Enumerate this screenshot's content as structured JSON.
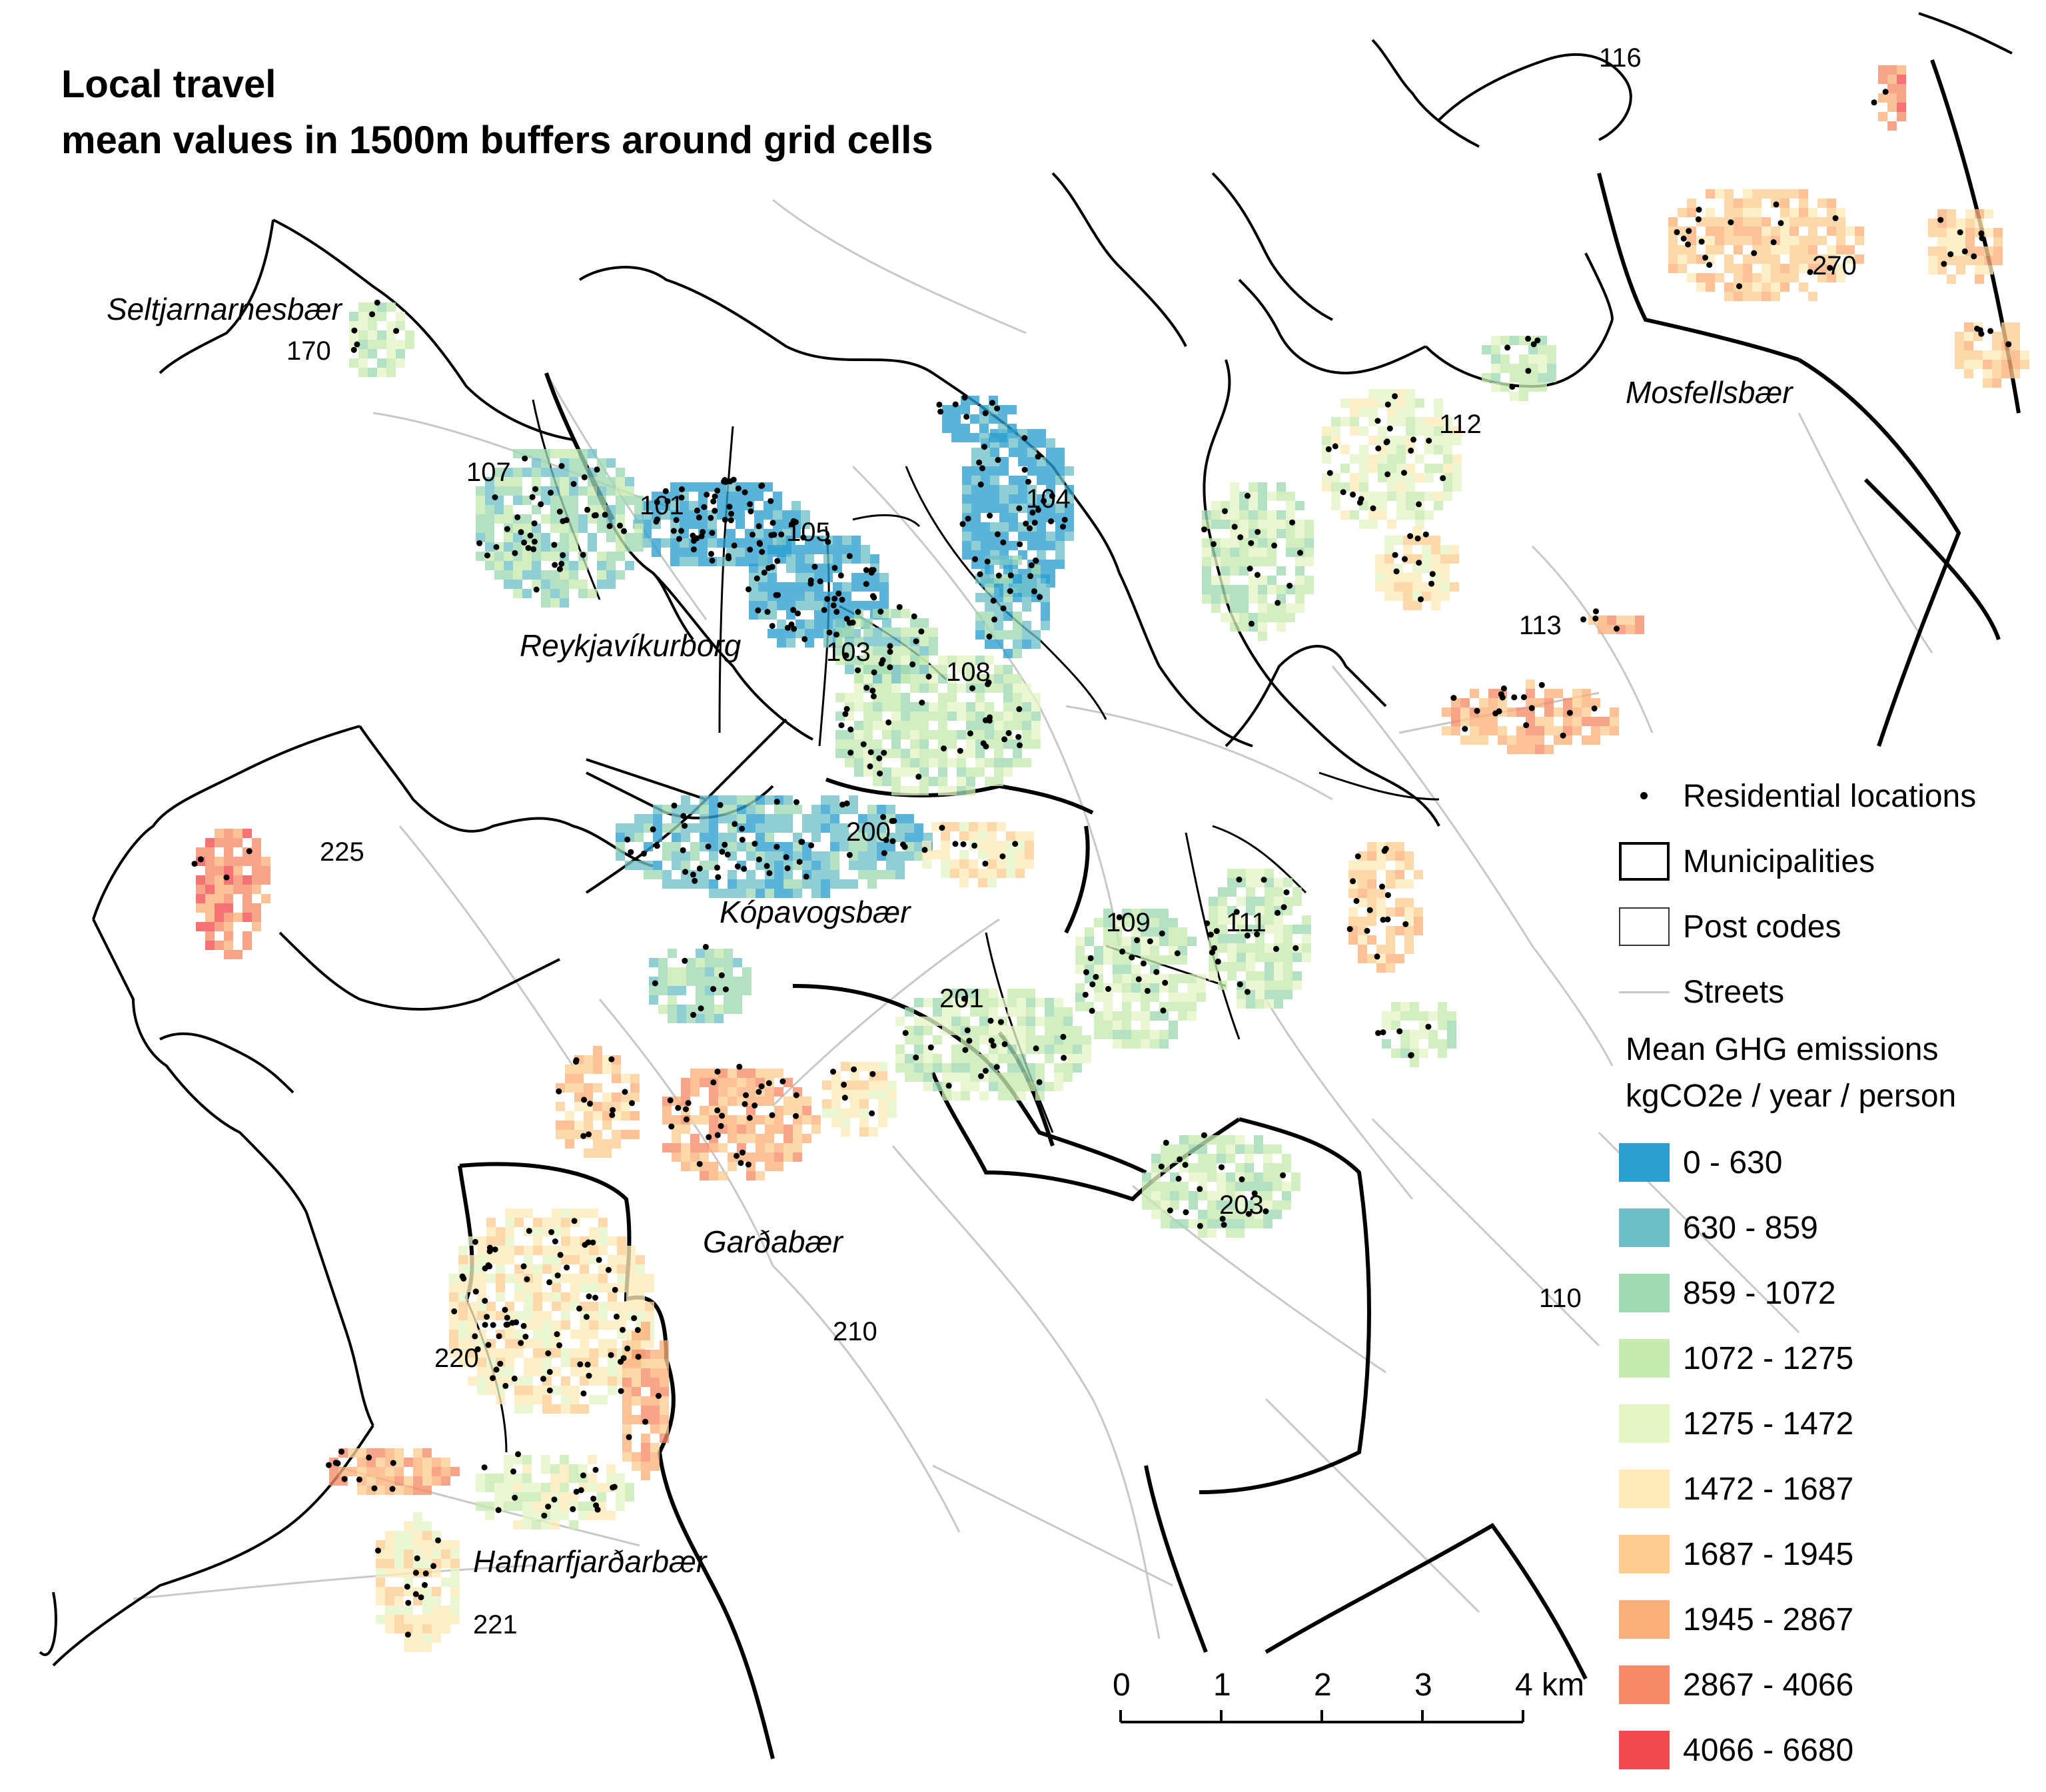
{
  "title": {
    "line1": "Local travel",
    "line2": "mean values in 1500m buffers around grid cells"
  },
  "municipalities": {
    "seltjarnarnes": "Seltjarnarnesbær",
    "reykjavik": "Reykjavíkurborg",
    "kopavogur": "Kópavogsbær",
    "gardabaer": "Garðabær",
    "hafnarfjordur": "Hafnarfjarðarbær",
    "mosfellsbaer": "Mosfellsbær"
  },
  "post_codes": {
    "p101": "101",
    "p103": "103",
    "p104": "104",
    "p105": "105",
    "p107": "107",
    "p108": "108",
    "p109": "109",
    "p110": "110",
    "p111": "111",
    "p112": "112",
    "p113": "113",
    "p116": "116",
    "p170": "170",
    "p200": "200",
    "p201": "201",
    "p203": "203",
    "p210": "210",
    "p220": "220",
    "p221": "221",
    "p225": "225",
    "p270": "270"
  },
  "legend": {
    "residential": "Residential locations",
    "municipalities": "Municipalities",
    "post_codes": "Post codes",
    "streets": "Streets",
    "heading1": "Mean GHG emissions",
    "heading2": "kgCO2e / year / person",
    "classes": [
      {
        "label": "0 - 630",
        "color": "#2b9fcf"
      },
      {
        "label": "630 - 859",
        "color": "#6fc0c6"
      },
      {
        "label": "859 - 1072",
        "color": "#9fd8b2"
      },
      {
        "label": "1072 - 1275",
        "color": "#c6eab0"
      },
      {
        "label": "1275 - 1472",
        "color": "#e6f5c6"
      },
      {
        "label": "1472 - 1687",
        "color": "#fcebb8"
      },
      {
        "label": "1687 - 1945",
        "color": "#fdcd92"
      },
      {
        "label": "1945 - 2867",
        "color": "#fbaf78"
      },
      {
        "label": "2867 - 4066",
        "color": "#f68a68"
      },
      {
        "label": "4066 - 6680",
        "color": "#f24a4e"
      }
    ]
  },
  "scale_bar": {
    "ticks": [
      "0",
      "1",
      "2",
      "3",
      "4 km"
    ]
  }
}
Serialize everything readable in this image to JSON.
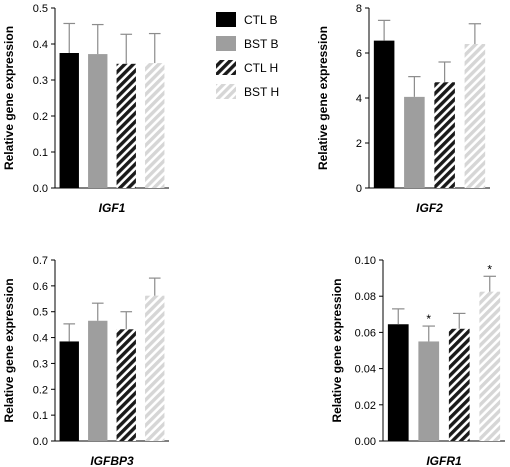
{
  "legend": {
    "entries": [
      {
        "label": "CTL B",
        "style": "solid-black"
      },
      {
        "label": "BST B",
        "style": "solid-gray"
      },
      {
        "label": "CTL H",
        "style": "hatch-dark"
      },
      {
        "label": "BST H",
        "style": "hatch-light"
      }
    ]
  },
  "colors": {
    "ctl_b": "#000000",
    "bst_b": "#9e9e9e",
    "hatch_dark": "#1a1a1a",
    "hatch_light": "#d6d6d6",
    "error_bar": "#8c8c8c"
  },
  "chart_data": [
    {
      "type": "bar",
      "xlabel": "IGF1",
      "ylabel": "Relative gene expression",
      "ylim": [
        0,
        0.5
      ],
      "yticks": [
        "0.0",
        "0.1",
        "0.2",
        "0.3",
        "0.4",
        "0.5"
      ],
      "categories": [
        "CTL B",
        "BST B",
        "CTL H",
        "BST H"
      ],
      "values": [
        0.375,
        0.372,
        0.345,
        0.347
      ],
      "errors": [
        0.082,
        0.082,
        0.082,
        0.082
      ],
      "significance": [
        "",
        "",
        "",
        ""
      ]
    },
    {
      "type": "bar",
      "xlabel": "IGF2",
      "ylabel": "Relative gene expression",
      "ylim": [
        0,
        8
      ],
      "yticks": [
        "0",
        "2",
        "4",
        "6",
        "8"
      ],
      "categories": [
        "CTL B",
        "BST B",
        "CTL H",
        "BST H"
      ],
      "values": [
        6.55,
        4.05,
        4.7,
        6.4
      ],
      "errors": [
        0.9,
        0.9,
        0.9,
        0.9
      ],
      "significance": [
        "",
        "",
        "",
        ""
      ]
    },
    {
      "type": "bar",
      "xlabel": "IGFBP3",
      "ylabel": "Relative gene expression",
      "ylim": [
        0,
        0.7
      ],
      "yticks": [
        "0.0",
        "0.1",
        "0.2",
        "0.3",
        "0.4",
        "0.5",
        "0.6",
        "0.7"
      ],
      "categories": [
        "CTL B",
        "BST B",
        "CTL H",
        "BST H"
      ],
      "values": [
        0.385,
        0.465,
        0.432,
        0.562
      ],
      "errors": [
        0.068,
        0.068,
        0.068,
        0.068
      ],
      "significance": [
        "",
        "",
        "",
        ""
      ]
    },
    {
      "type": "bar",
      "xlabel": "IGFR1",
      "ylabel": "Relative gene expression",
      "ylim": [
        0,
        0.1
      ],
      "yticks": [
        "0.00",
        "0.02",
        "0.04",
        "0.06",
        "0.08",
        "0.10"
      ],
      "categories": [
        "CTL B",
        "BST B",
        "CTL H",
        "BST H"
      ],
      "values": [
        0.0645,
        0.055,
        0.062,
        0.0825
      ],
      "errors": [
        0.0085,
        0.0085,
        0.0085,
        0.0085
      ],
      "significance": [
        "",
        "*",
        "",
        "*"
      ]
    }
  ]
}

* _WHAT THE EXERCISE ASKS_: In full and without changes, repeat the listing above, but not its pictures.

* _RESPONSE AREA_:
Enumerate this screenshot's content as structured JSON.
{
  "title": {
    "line1": "Local travel",
    "line2": "mean values in 1500m buffers around grid cells"
  },
  "municipalities": {
    "seltjarnarnes": "Seltjarnarnesbær",
    "reykjavik": "Reykjavíkurborg",
    "kopavogur": "Kópavogsbær",
    "gardabaer": "Garðabær",
    "hafnarfjordur": "Hafnarfjarðarbær",
    "mosfellsbaer": "Mosfellsbær"
  },
  "post_codes": {
    "p101": "101",
    "p103": "103",
    "p104": "104",
    "p105": "105",
    "p107": "107",
    "p108": "108",
    "p109": "109",
    "p110": "110",
    "p111": "111",
    "p112": "112",
    "p113": "113",
    "p116": "116",
    "p170": "170",
    "p200": "200",
    "p201": "201",
    "p203": "203",
    "p210": "210",
    "p220": "220",
    "p221": "221",
    "p225": "225",
    "p270": "270"
  },
  "legend": {
    "residential": "Residential locations",
    "municipalities": "Municipalities",
    "post_codes": "Post codes",
    "streets": "Streets",
    "heading1": "Mean GHG emissions",
    "heading2": "kgCO2e / year / person",
    "classes": [
      {
        "label": "0 - 630",
        "color": "#2b9fcf"
      },
      {
        "label": "630 - 859",
        "color": "#6fc0c6"
      },
      {
        "label": "859 - 1072",
        "color": "#9fd8b2"
      },
      {
        "label": "1072 - 1275",
        "color": "#c6eab0"
      },
      {
        "label": "1275 - 1472",
        "color": "#e6f5c6"
      },
      {
        "label": "1472 - 1687",
        "color": "#fcebb8"
      },
      {
        "label": "1687 - 1945",
        "color": "#fdcd92"
      },
      {
        "label": "1945 - 2867",
        "color": "#fbaf78"
      },
      {
        "label": "2867 - 4066",
        "color": "#f68a68"
      },
      {
        "label": "4066 - 6680",
        "color": "#f24a4e"
      }
    ]
  },
  "scale_bar": {
    "ticks": [
      "0",
      "1",
      "2",
      "3",
      "4 km"
    ]
  }
}
Serialize everything readable in this image to JSON.
{
  "legend": {
    "entries": [
      {
        "label": "CTL B",
        "style": "solid-black"
      },
      {
        "label": "BST B",
        "style": "solid-gray"
      },
      {
        "label": "CTL H",
        "style": "hatch-dark"
      },
      {
        "label": "BST H",
        "style": "hatch-light"
      }
    ]
  },
  "colors": {
    "ctl_b": "#000000",
    "bst_b": "#9e9e9e",
    "hatch_dark": "#1a1a1a",
    "hatch_light": "#d6d6d6",
    "error_bar": "#8c8c8c"
  },
  "chart_data": [
    {
      "type": "bar",
      "xlabel": "IGF1",
      "ylabel": "Relative gene expression",
      "ylim": [
        0,
        0.5
      ],
      "yticks": [
        "0.0",
        "0.1",
        "0.2",
        "0.3",
        "0.4",
        "0.5"
      ],
      "categories": [
        "CTL B",
        "BST B",
        "CTL H",
        "BST H"
      ],
      "values": [
        0.375,
        0.372,
        0.345,
        0.347
      ],
      "errors": [
        0.082,
        0.082,
        0.082,
        0.082
      ],
      "significance": [
        "",
        "",
        "",
        ""
      ]
    },
    {
      "type": "bar",
      "xlabel": "IGF2",
      "ylabel": "Relative gene expression",
      "ylim": [
        0,
        8
      ],
      "yticks": [
        "0",
        "2",
        "4",
        "6",
        "8"
      ],
      "categories": [
        "CTL B",
        "BST B",
        "CTL H",
        "BST H"
      ],
      "values": [
        6.55,
        4.05,
        4.7,
        6.4
      ],
      "errors": [
        0.9,
        0.9,
        0.9,
        0.9
      ],
      "significance": [
        "",
        "",
        "",
        ""
      ]
    },
    {
      "type": "bar",
      "xlabel": "IGFBP3",
      "ylabel": "Relative gene expression",
      "ylim": [
        0,
        0.7
      ],
      "yticks": [
        "0.0",
        "0.1",
        "0.2",
        "0.3",
        "0.4",
        "0.5",
        "0.6",
        "0.7"
      ],
      "categories": [
        "CTL B",
        "BST B",
        "CTL H",
        "BST H"
      ],
      "values": [
        0.385,
        0.465,
        0.432,
        0.562
      ],
      "errors": [
        0.068,
        0.068,
        0.068,
        0.068
      ],
      "significance": [
        "",
        "",
        "",
        ""
      ]
    },
    {
      "type": "bar",
      "xlabel": "IGFR1",
      "ylabel": "Relative gene expression",
      "ylim": [
        0,
        0.1
      ],
      "yticks": [
        "0.00",
        "0.02",
        "0.04",
        "0.06",
        "0.08",
        "0.10"
      ],
      "categories": [
        "CTL B",
        "BST B",
        "CTL H",
        "BST H"
      ],
      "values": [
        0.0645,
        0.055,
        0.062,
        0.0825
      ],
      "errors": [
        0.0085,
        0.0085,
        0.0085,
        0.0085
      ],
      "significance": [
        "",
        "*",
        "",
        "*"
      ]
    }
  ]
}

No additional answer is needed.